Records about charts and figures:
※
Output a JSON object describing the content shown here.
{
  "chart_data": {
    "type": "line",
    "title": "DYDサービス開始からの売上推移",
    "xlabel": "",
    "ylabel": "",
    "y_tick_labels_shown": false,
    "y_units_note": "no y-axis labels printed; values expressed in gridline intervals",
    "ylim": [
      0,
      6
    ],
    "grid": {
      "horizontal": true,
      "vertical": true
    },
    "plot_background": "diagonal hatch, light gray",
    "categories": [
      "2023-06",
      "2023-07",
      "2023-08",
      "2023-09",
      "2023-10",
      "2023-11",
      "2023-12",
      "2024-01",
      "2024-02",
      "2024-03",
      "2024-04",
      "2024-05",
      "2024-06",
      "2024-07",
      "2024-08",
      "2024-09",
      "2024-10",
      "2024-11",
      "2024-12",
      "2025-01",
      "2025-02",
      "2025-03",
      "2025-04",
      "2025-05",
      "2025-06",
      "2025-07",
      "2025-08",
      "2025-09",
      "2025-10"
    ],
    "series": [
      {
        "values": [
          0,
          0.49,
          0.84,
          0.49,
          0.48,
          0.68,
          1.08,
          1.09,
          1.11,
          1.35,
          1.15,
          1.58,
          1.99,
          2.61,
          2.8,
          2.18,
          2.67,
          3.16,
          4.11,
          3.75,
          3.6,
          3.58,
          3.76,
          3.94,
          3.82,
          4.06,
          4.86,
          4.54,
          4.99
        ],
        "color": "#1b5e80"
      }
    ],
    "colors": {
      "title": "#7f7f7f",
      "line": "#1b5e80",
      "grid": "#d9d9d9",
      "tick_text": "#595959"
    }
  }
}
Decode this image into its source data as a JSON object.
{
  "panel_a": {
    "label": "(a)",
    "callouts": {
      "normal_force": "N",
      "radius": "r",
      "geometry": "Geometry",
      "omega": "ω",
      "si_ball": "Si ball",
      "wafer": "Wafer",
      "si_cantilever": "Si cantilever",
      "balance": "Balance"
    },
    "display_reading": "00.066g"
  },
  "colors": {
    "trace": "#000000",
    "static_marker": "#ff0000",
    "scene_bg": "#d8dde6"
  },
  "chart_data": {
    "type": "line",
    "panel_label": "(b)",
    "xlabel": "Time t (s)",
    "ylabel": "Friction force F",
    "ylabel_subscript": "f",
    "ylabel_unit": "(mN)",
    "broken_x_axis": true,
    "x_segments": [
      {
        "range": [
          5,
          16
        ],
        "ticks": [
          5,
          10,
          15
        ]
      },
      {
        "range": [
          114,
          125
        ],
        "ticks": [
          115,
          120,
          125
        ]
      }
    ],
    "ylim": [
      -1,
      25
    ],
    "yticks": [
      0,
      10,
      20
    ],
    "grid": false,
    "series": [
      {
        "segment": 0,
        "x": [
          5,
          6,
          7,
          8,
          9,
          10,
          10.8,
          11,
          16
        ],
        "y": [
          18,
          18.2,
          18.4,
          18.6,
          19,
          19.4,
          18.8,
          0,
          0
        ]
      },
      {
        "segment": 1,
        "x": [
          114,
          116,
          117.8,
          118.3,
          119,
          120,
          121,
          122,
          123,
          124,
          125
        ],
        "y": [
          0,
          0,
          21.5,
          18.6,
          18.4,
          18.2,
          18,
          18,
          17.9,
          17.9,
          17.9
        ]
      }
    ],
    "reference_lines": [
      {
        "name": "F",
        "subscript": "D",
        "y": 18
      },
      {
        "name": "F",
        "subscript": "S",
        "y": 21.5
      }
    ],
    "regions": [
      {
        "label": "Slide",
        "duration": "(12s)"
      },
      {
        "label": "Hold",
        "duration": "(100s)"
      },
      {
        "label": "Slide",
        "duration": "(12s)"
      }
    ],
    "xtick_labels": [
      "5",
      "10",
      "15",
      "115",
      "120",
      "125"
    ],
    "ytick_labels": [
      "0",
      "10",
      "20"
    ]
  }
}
※
▶ What the exercise asks
Locate the lines above that hold the word "title". Show every one of them.

▶ Completed exercise
    "title": "DYDサービス開始からの売上推移",
      "title": "#7f7f7f",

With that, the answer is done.